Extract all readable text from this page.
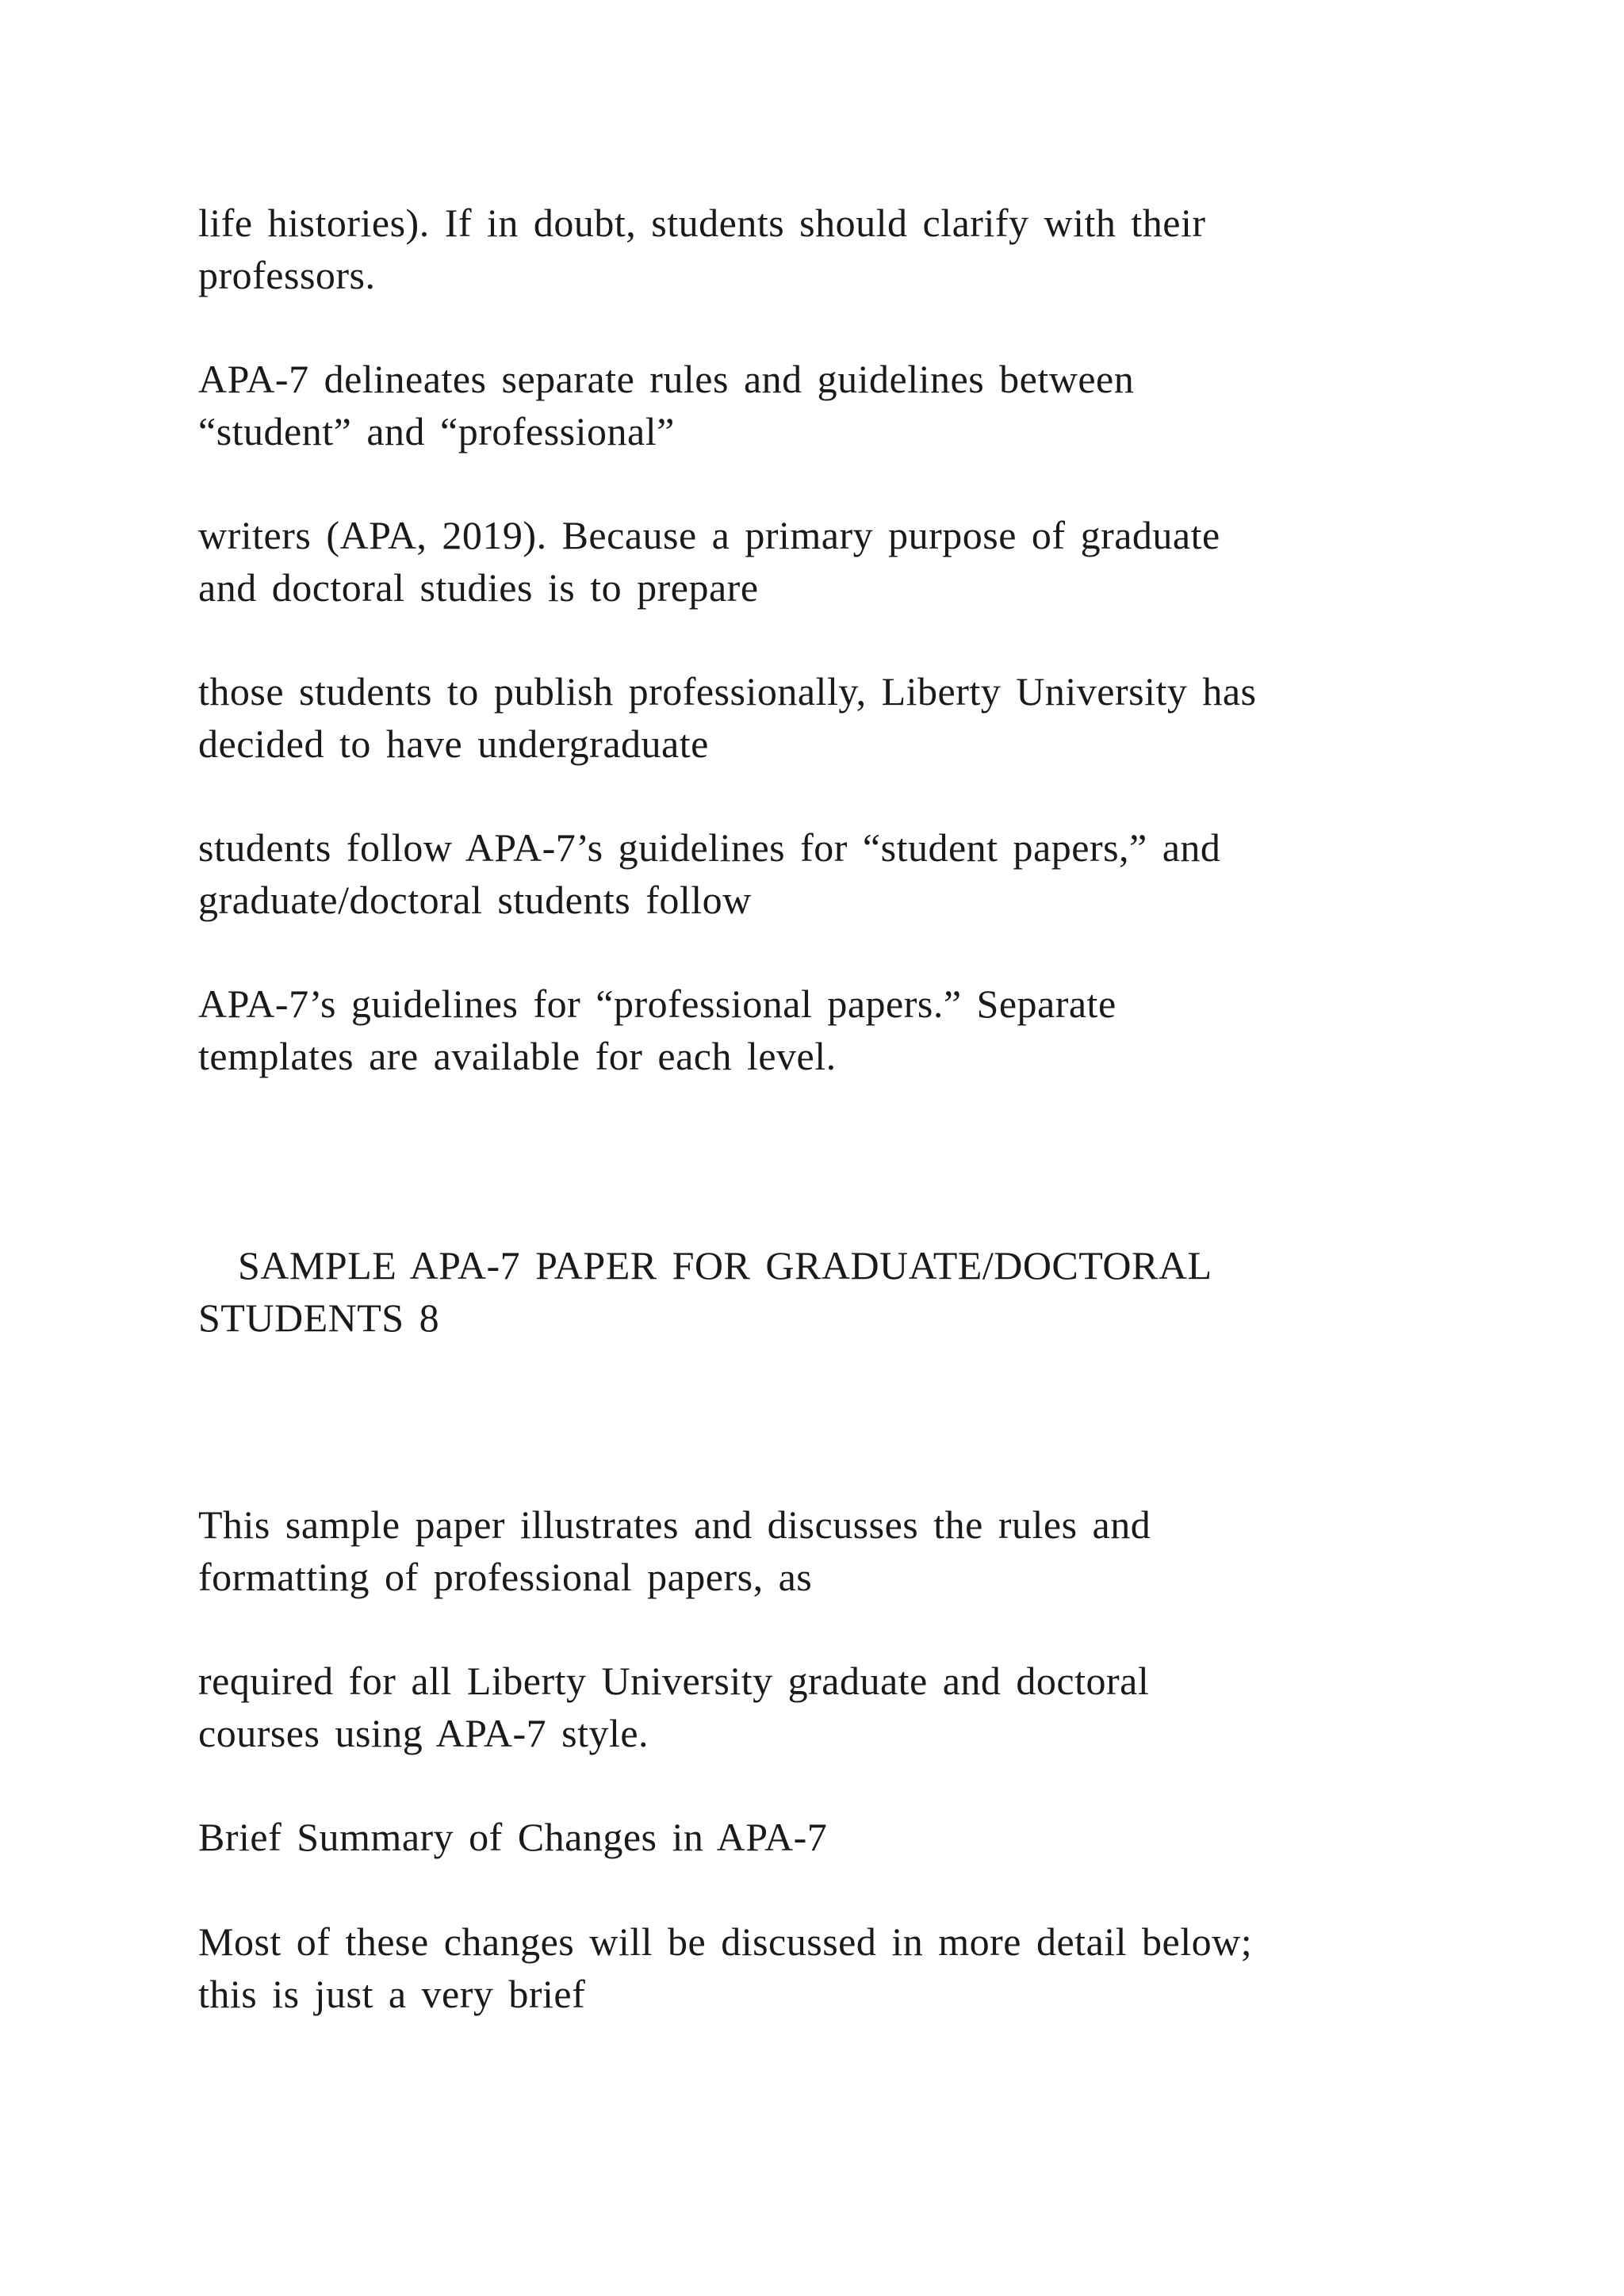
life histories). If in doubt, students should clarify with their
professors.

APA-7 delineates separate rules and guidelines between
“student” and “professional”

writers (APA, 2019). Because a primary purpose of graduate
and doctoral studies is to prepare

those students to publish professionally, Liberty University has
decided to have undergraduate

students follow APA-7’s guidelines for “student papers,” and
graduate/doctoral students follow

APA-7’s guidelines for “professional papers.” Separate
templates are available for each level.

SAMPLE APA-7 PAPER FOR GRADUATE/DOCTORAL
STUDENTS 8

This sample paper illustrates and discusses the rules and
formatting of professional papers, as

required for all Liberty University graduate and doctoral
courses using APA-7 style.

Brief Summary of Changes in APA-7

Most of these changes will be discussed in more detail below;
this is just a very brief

* * *

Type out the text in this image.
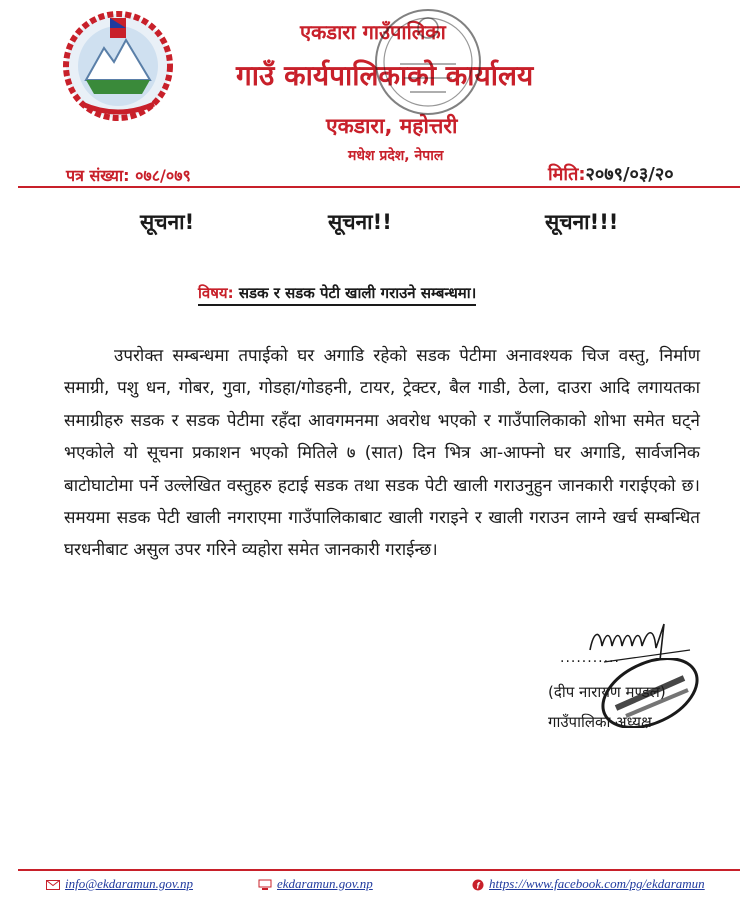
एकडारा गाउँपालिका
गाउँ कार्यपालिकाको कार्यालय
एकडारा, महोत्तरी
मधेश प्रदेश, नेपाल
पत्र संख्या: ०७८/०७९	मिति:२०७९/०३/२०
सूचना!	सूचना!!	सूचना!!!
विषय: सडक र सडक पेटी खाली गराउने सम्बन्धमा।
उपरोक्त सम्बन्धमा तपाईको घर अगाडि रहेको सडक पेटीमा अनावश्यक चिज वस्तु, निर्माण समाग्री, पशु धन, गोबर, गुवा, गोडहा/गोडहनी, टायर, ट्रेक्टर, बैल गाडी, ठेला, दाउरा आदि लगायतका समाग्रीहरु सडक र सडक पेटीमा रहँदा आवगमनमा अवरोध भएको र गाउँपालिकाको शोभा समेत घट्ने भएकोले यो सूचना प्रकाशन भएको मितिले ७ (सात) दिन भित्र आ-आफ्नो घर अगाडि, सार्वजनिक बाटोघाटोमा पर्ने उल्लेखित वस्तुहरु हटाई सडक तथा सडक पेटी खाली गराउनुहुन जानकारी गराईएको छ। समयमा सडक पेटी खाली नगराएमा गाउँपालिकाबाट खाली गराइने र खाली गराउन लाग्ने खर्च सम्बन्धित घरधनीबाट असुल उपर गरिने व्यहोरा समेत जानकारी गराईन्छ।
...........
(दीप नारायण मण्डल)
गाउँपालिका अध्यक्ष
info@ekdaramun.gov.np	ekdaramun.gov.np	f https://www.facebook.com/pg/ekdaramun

#### What you need to do:
Find the word "University" in the data and copy out each line where it turns up.

#### Solution for this problem:
those students to publish professionally, Liberty University has
required for all Liberty University graduate and doctoral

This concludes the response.